▶ [MATERIAL TO PROCESS]:
────────────────────────────────────────

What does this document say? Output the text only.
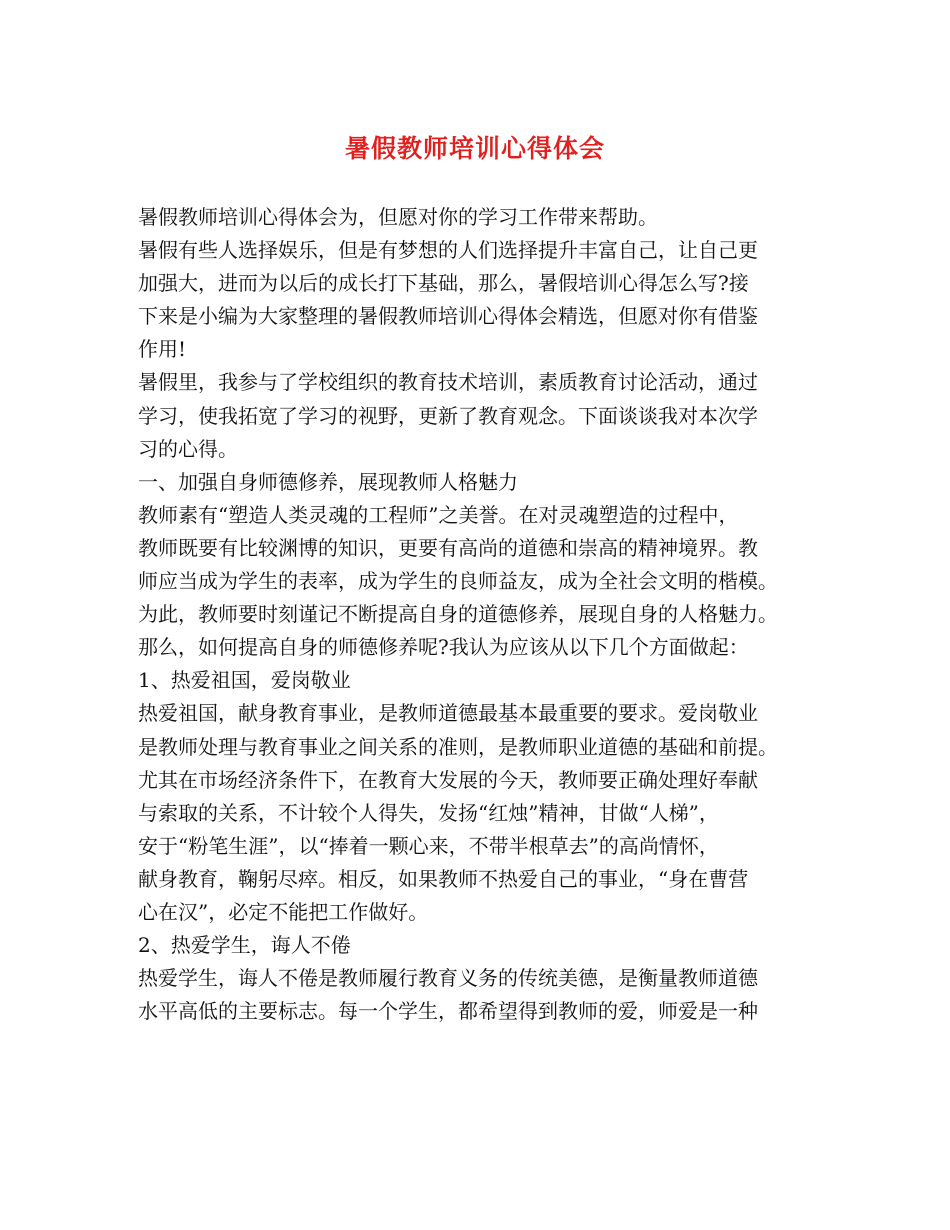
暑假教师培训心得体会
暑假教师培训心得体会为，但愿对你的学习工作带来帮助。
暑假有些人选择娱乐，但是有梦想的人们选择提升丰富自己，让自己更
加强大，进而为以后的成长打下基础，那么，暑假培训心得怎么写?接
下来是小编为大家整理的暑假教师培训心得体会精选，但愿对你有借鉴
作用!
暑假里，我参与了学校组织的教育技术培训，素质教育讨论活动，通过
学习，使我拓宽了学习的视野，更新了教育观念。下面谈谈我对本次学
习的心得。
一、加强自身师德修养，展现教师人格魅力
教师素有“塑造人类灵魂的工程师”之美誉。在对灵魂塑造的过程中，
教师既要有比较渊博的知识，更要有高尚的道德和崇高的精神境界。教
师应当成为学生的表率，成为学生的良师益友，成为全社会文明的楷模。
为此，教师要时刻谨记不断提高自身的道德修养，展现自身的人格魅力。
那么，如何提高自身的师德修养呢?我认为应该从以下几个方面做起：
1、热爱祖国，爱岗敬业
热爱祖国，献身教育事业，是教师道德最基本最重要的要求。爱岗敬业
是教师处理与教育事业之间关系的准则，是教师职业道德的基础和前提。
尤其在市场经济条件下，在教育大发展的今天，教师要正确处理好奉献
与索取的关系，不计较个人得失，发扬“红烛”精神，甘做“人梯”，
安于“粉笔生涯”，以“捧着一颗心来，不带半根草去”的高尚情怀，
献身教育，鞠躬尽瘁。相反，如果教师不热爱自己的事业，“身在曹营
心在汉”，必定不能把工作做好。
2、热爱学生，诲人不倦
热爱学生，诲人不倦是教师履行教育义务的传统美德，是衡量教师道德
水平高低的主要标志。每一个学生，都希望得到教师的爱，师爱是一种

────────────────────────────────────────

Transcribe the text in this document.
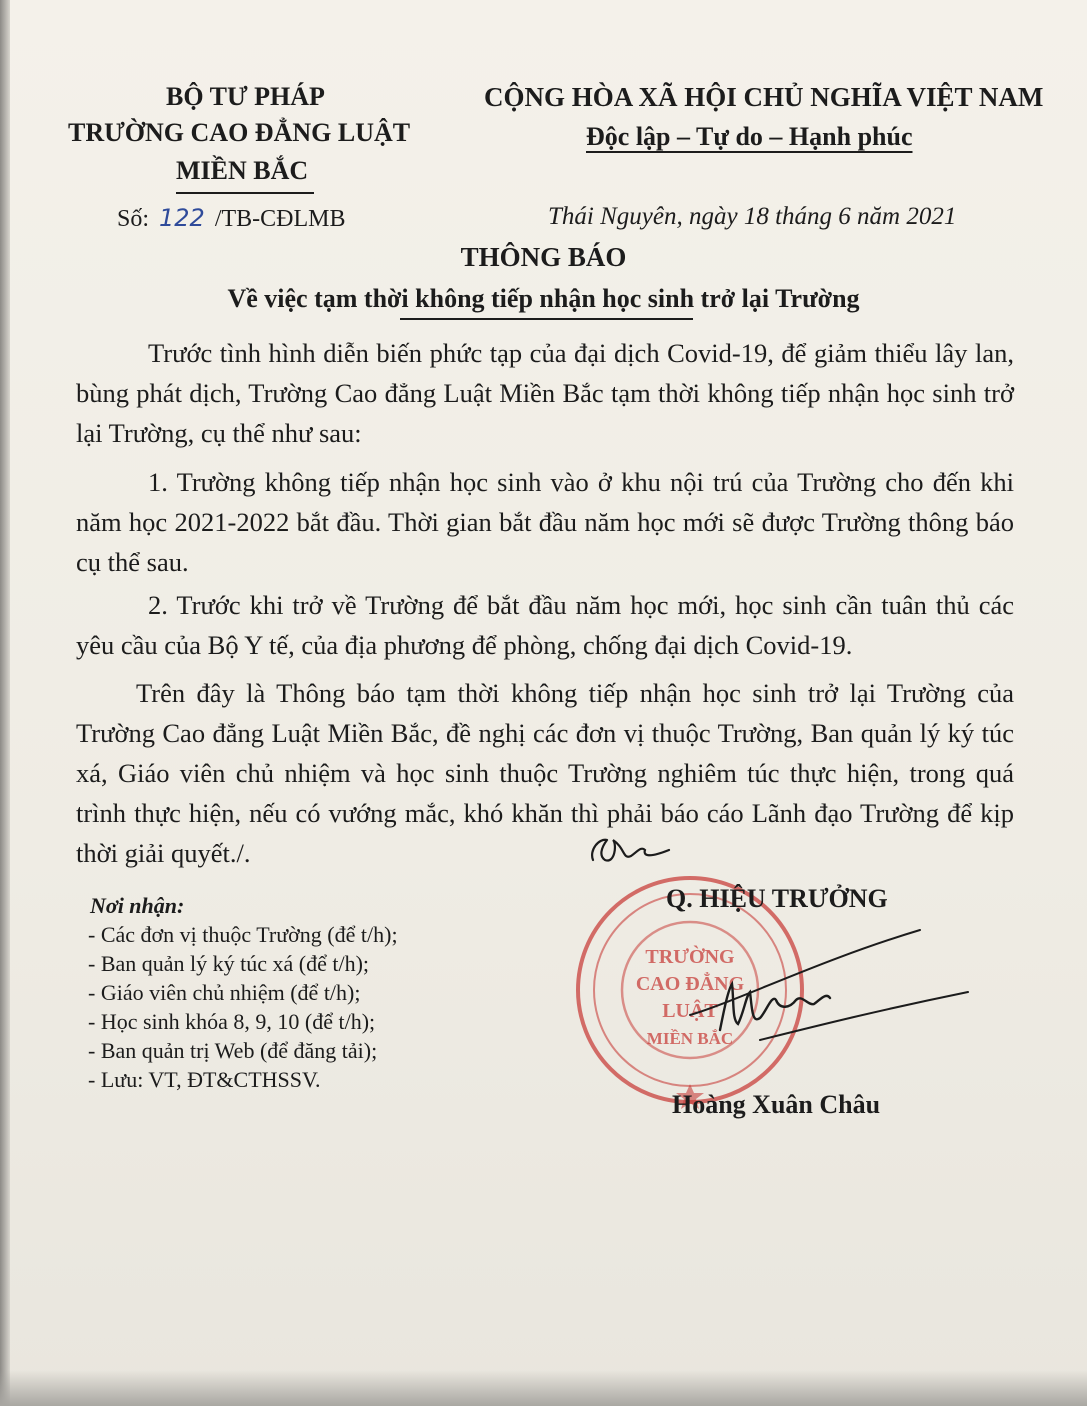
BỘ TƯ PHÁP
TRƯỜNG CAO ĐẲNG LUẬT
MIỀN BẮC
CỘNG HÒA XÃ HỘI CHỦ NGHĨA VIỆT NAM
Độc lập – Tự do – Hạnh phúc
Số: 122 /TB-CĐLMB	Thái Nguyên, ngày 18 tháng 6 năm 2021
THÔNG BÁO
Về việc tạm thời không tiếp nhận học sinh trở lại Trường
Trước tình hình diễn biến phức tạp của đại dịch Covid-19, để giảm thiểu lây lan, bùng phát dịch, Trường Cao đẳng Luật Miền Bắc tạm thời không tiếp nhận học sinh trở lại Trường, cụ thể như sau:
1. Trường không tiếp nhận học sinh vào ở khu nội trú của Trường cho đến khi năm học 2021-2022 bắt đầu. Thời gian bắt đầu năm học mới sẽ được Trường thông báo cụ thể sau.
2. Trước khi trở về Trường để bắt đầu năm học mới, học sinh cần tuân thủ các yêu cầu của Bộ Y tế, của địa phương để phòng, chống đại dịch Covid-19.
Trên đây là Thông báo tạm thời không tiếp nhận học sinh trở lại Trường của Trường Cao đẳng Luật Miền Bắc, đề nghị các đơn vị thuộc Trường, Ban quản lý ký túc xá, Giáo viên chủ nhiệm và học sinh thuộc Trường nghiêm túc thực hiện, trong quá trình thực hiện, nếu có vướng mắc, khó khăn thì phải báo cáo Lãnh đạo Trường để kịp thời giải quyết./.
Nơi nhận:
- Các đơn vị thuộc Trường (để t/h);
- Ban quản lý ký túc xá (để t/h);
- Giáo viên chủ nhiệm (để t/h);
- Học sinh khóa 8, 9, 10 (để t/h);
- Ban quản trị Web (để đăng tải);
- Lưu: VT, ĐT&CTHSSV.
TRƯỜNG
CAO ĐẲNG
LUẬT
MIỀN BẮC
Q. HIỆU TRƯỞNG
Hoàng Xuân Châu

────────────────────────────────────────

▶ [TASK PROMPT]: In the entries above, count each line that holds "Covid". Give the total and nothing else.

▶ [ANSWER TO THIS PROBLEM]: 2